(RECORD SET)
☆ ☆ ☆ ☆ ☆
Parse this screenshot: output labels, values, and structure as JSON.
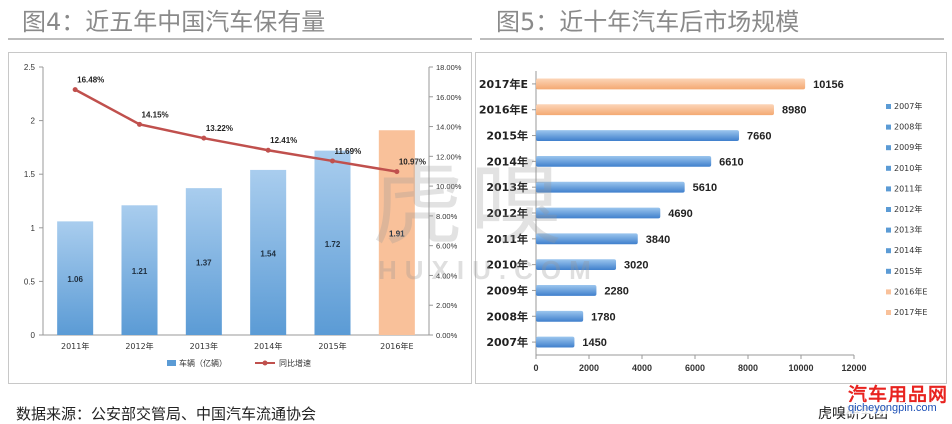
{
  "headings": {
    "left": "图4：近五年中国汽车保有量",
    "right": "图5：近十年汽车后市场规模"
  },
  "footer": {
    "source": "数据来源：公安部交管局、中国汽车流通协会",
    "right": "虎嗅研究团",
    "brand": "汽车用品网",
    "brand_url": "qicheyongpin.com"
  },
  "watermark": {
    "text": "虎嗅",
    "latin": "HUXIU.COM"
  },
  "chart_data": [
    {
      "type": "bar",
      "categories": [
        "2011年",
        "2012年",
        "2013年",
        "2014年",
        "2015年",
        "2016年E"
      ],
      "series": [
        {
          "name": "车辆（亿辆）",
          "values": [
            1.06,
            1.21,
            1.37,
            1.54,
            1.72,
            1.91
          ],
          "color": "#5b9bd5",
          "estimate_color": "#f9c19a",
          "value_labels": [
            "1.06",
            "1.21",
            "1.37",
            "1.54",
            "1.72",
            "1.91"
          ]
        },
        {
          "name": "同比增速",
          "type": "line",
          "axis": "right",
          "values": [
            16.48,
            14.15,
            13.22,
            12.41,
            11.69,
            10.97
          ],
          "color": "#c0504d",
          "value_labels": [
            "16.48%",
            "14.15%",
            "13.22%",
            "12.41%",
            "11.69%",
            "10.97%"
          ]
        }
      ],
      "ylim": [
        0,
        2.5
      ],
      "y_ticks": [
        "0",
        "0.5",
        "1",
        "1.5",
        "2",
        "2.5"
      ],
      "y2lim": [
        0,
        18
      ],
      "y2_ticks": [
        "0.00%",
        "2.00%",
        "4.00%",
        "6.00%",
        "8.00%",
        "10.00%",
        "12.00%",
        "14.00%",
        "16.00%",
        "18.00%"
      ],
      "legend": "bottom"
    },
    {
      "type": "bar",
      "orientation": "horizontal",
      "categories": [
        "2007年",
        "2008年",
        "2009年",
        "2010年",
        "2011年",
        "2012年",
        "2013年",
        "2014年",
        "2015年",
        "2016年E",
        "2017年E"
      ],
      "values": [
        1450,
        1780,
        2280,
        3020,
        3840,
        4690,
        5610,
        6610,
        7660,
        8980,
        10156
      ],
      "colors": [
        "#5b9bd5",
        "#5b9bd5",
        "#5b9bd5",
        "#5b9bd5",
        "#5b9bd5",
        "#5b9bd5",
        "#5b9bd5",
        "#5b9bd5",
        "#5b9bd5",
        "#f9c19a",
        "#f9c19a"
      ],
      "xlim": [
        0,
        12000
      ],
      "x_ticks": [
        "0",
        "2000",
        "4000",
        "6000",
        "8000",
        "10000",
        "12000"
      ],
      "legend": "right",
      "legend_entries": [
        "2007年",
        "2008年",
        "2009年",
        "2010年",
        "2011年",
        "2012年",
        "2013年",
        "2014年",
        "2015年",
        "2016年E",
        "2017年E"
      ]
    }
  ]
}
☆ ☆ ☆ ☆ ☆
(EXERCISE AIM)
From the entries above, extract every line where the word "values" appears.

(WRITTEN RESPONSE)
Parse this screenshot: output labels, values, and structure as JSON.
          "values": [
          "values": [
      "values": [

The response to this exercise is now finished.